BRIEF:
In this exercise, return the whole listing exactly, excluding any images.

ENTRIES:
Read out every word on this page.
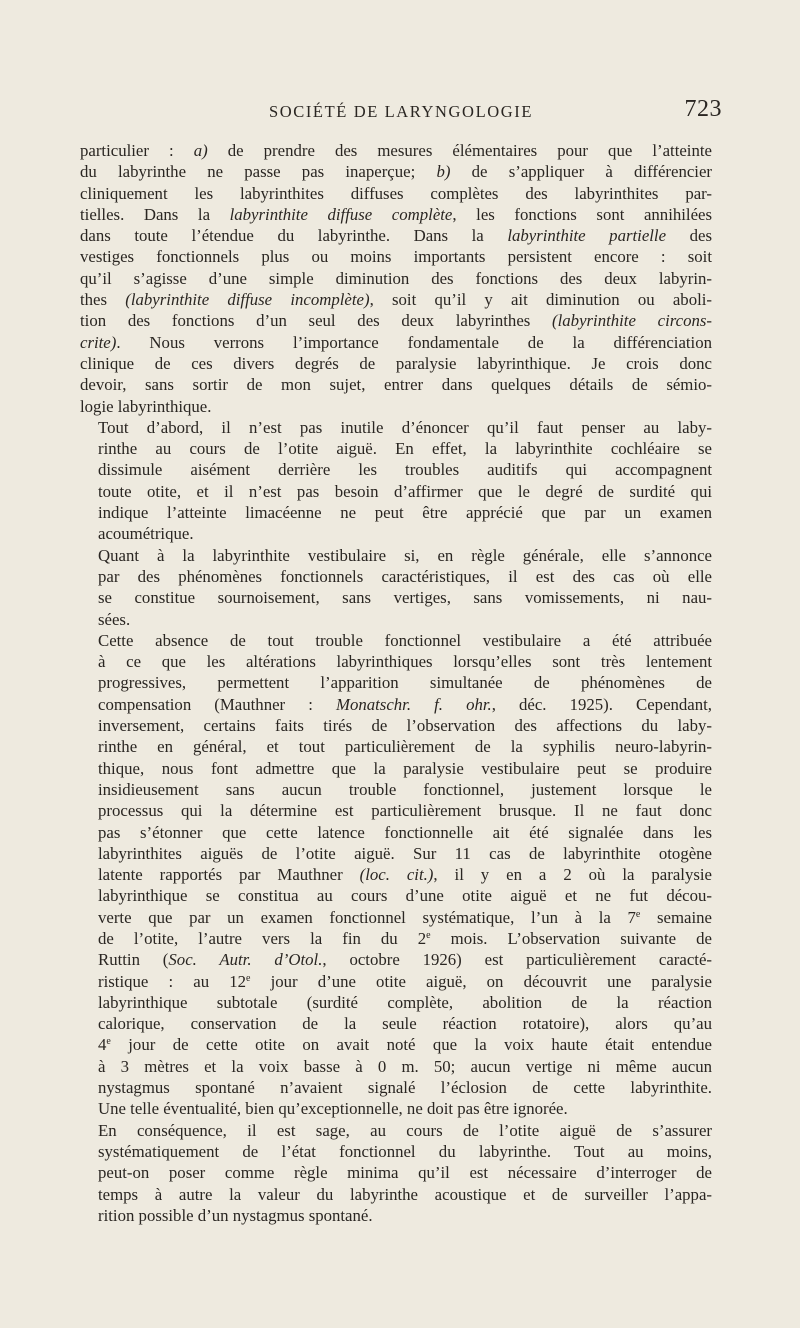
SOCIÉTÉ DE LARYNGOLOGIE	723

particulier : a) de prendre des mesures élémentaires pour que l’atteinte
du labyrinthe ne passe pas inaperçue; b) de s’appliquer à différencier
cliniquement les labyrinthites diffuses complètes des labyrinthites par-
tielles. Dans la labyrinthite diffuse complète, les fonctions sont annihilées
dans toute l’étendue du labyrinthe. Dans la labyrinthite partielle des
vestiges fonctionnels plus ou moins importants persistent encore : soit
qu’il s’agisse d’une simple diminution des fonctions des deux labyrin-
thes (labyrinthite diffuse incomplète), soit qu’il y ait diminution ou aboli-
tion des fonctions d’un seul des deux labyrinthes (labyrinthite circons-
crite). Nous verrons l’importance fondamentale de la différenciation
clinique de ces divers degrés de paralysie labyrinthique. Je crois donc
devoir, sans sortir de mon sujet, entrer dans quelques détails de sémio-
logie labyrinthique.

Tout d’abord, il n’est pas inutile d’énoncer qu’il faut penser au laby-
rinthe au cours de l’otite aiguë. En effet, la labyrinthite cochléaire se
dissimule aisément derrière les troubles auditifs qui accompagnent
toute otite, et il n’est pas besoin d’affirmer que le degré de surdité qui
indique l’atteinte limacéenne ne peut être apprécié que par un examen
acoumétrique.

Quant à la labyrinthite vestibulaire si, en règle générale, elle s’annonce
par des phénomènes fonctionnels caractéristiques, il est des cas où elle
se constitue sournoisement, sans vertiges, sans vomissements, ni nau-
sées.

Cette absence de tout trouble fonctionnel vestibulaire a été attribuée
à ce que les altérations labyrinthiques lorsqu’elles sont très lentement
progressives, permettent l’apparition simultanée de phénomènes de
compensation (Mauthner : Monatschr. f. ohr., déc. 1925). Cependant,
inversement, certains faits tirés de l’observation des affections du laby-
rinthe en général, et tout particulièrement de la syphilis neuro-labyrin-
thique, nous font admettre que la paralysie vestibulaire peut se produire
insidieusement sans aucun trouble fonctionnel, justement lorsque le
processus qui la détermine est particulièrement brusque. Il ne faut donc
pas s’étonner que cette latence fonctionnelle ait été signalée dans les
labyrinthites aiguës de l’otite aiguë. Sur 11 cas de labyrinthite otogène
latente rapportés par Mauthner (loc. cit.), il y en a 2 où la paralysie
labyrinthique se constitua au cours d’une otite aiguë et ne fut décou-
verte que par un examen fonctionnel systématique, l’un à la 7e semaine
de l’otite, l’autre vers la fin du 2e mois. L’observation suivante de
Ruttin (Soc. Autr. d’Otol., octobre 1926) est particulièrement caracté-
ristique : au 12e jour d’une otite aiguë, on découvrit une paralysie
labyrinthique subtotale (surdité complète, abolition de la réaction
calorique, conservation de la seule réaction rotatoire), alors qu’au
4e jour de cette otite on avait noté que la voix haute était entendue
à 3 mètres et la voix basse à 0 m. 50; aucun vertige ni même aucun
nystagmus spontané n’avaient signalé l’éclosion de cette labyrinthite.
Une telle éventualité, bien qu’exceptionnelle, ne doit pas être ignorée.

En conséquence, il est sage, au cours de l’otite aiguë de s’assurer
systématiquement de l’état fonctionnel du labyrinthe. Tout au moins,
peut-on poser comme règle minima qu’il est nécessaire d’interroger de
temps à autre la valeur du labyrinthe acoustique et de surveiller l’appa-
rition possible d’un nystagmus spontané.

TASK SOLUTION:
Read out every word on this page.
SOCIÉTÉ DE LARYNGOLOGIE	723

particulier : a) de prendre des mesures élémentaires pour que l’atteinte
du labyrinthe ne passe pas inaperçue; b) de s’appliquer à différencier
cliniquement les labyrinthites diffuses complètes des labyrinthites par-
tielles. Dans la labyrinthite diffuse complète, les fonctions sont annihilées
dans toute l’étendue du labyrinthe. Dans la labyrinthite partielle des
vestiges fonctionnels plus ou moins importants persistent encore : soit
qu’il s’agisse d’une simple diminution des fonctions des deux labyrin-
thes (labyrinthite diffuse incomplète), soit qu’il y ait diminution ou aboli-
tion des fonctions d’un seul des deux labyrinthes (labyrinthite circons-
crite). Nous verrons l’importance fondamentale de la différenciation
clinique de ces divers degrés de paralysie labyrinthique. Je crois donc
devoir, sans sortir de mon sujet, entrer dans quelques détails de sémio-
logie labyrinthique.

Tout d’abord, il n’est pas inutile d’énoncer qu’il faut penser au laby-
rinthe au cours de l’otite aiguë. En effet, la labyrinthite cochléaire se
dissimule aisément derrière les troubles auditifs qui accompagnent
toute otite, et il n’est pas besoin d’affirmer que le degré de surdité qui
indique l’atteinte limacéenne ne peut être apprécié que par un examen
acoumétrique.

Quant à la labyrinthite vestibulaire si, en règle générale, elle s’annonce
par des phénomènes fonctionnels caractéristiques, il est des cas où elle
se constitue sournoisement, sans vertiges, sans vomissements, ni nau-
sées.

Cette absence de tout trouble fonctionnel vestibulaire a été attribuée
à ce que les altérations labyrinthiques lorsqu’elles sont très lentement
progressives, permettent l’apparition simultanée de phénomènes de
compensation (Mauthner : Monatschr. f. ohr., déc. 1925). Cependant,
inversement, certains faits tirés de l’observation des affections du laby-
rinthe en général, et tout particulièrement de la syphilis neuro-labyrin-
thique, nous font admettre que la paralysie vestibulaire peut se produire
insidieusement sans aucun trouble fonctionnel, justement lorsque le
processus qui la détermine est particulièrement brusque. Il ne faut donc
pas s’étonner que cette latence fonctionnelle ait été signalée dans les
labyrinthites aiguës de l’otite aiguë. Sur 11 cas de labyrinthite otogène
latente rapportés par Mauthner (loc. cit.), il y en a 2 où la paralysie
labyrinthique se constitua au cours d’une otite aiguë et ne fut décou-
verte que par un examen fonctionnel systématique, l’un à la 7e semaine
de l’otite, l’autre vers la fin du 2e mois. L’observation suivante de
Ruttin (Soc. Autr. d’Otol., octobre 1926) est particulièrement caracté-
ristique : au 12e jour d’une otite aiguë, on découvrit une paralysie
labyrinthique subtotale (surdité complète, abolition de la réaction
calorique, conservation de la seule réaction rotatoire), alors qu’au
4e jour de cette otite on avait noté que la voix haute était entendue
à 3 mètres et la voix basse à 0 m. 50; aucun vertige ni même aucun
nystagmus spontané n’avaient signalé l’éclosion de cette labyrinthite.
Une telle éventualité, bien qu’exceptionnelle, ne doit pas être ignorée.

En conséquence, il est sage, au cours de l’otite aiguë de s’assurer
systématiquement de l’état fonctionnel du labyrinthe. Tout au moins,
peut-on poser comme règle minima qu’il est nécessaire d’interroger de
temps à autre la valeur du labyrinthe acoustique et de surveiller l’appa-
rition possible d’un nystagmus spontané.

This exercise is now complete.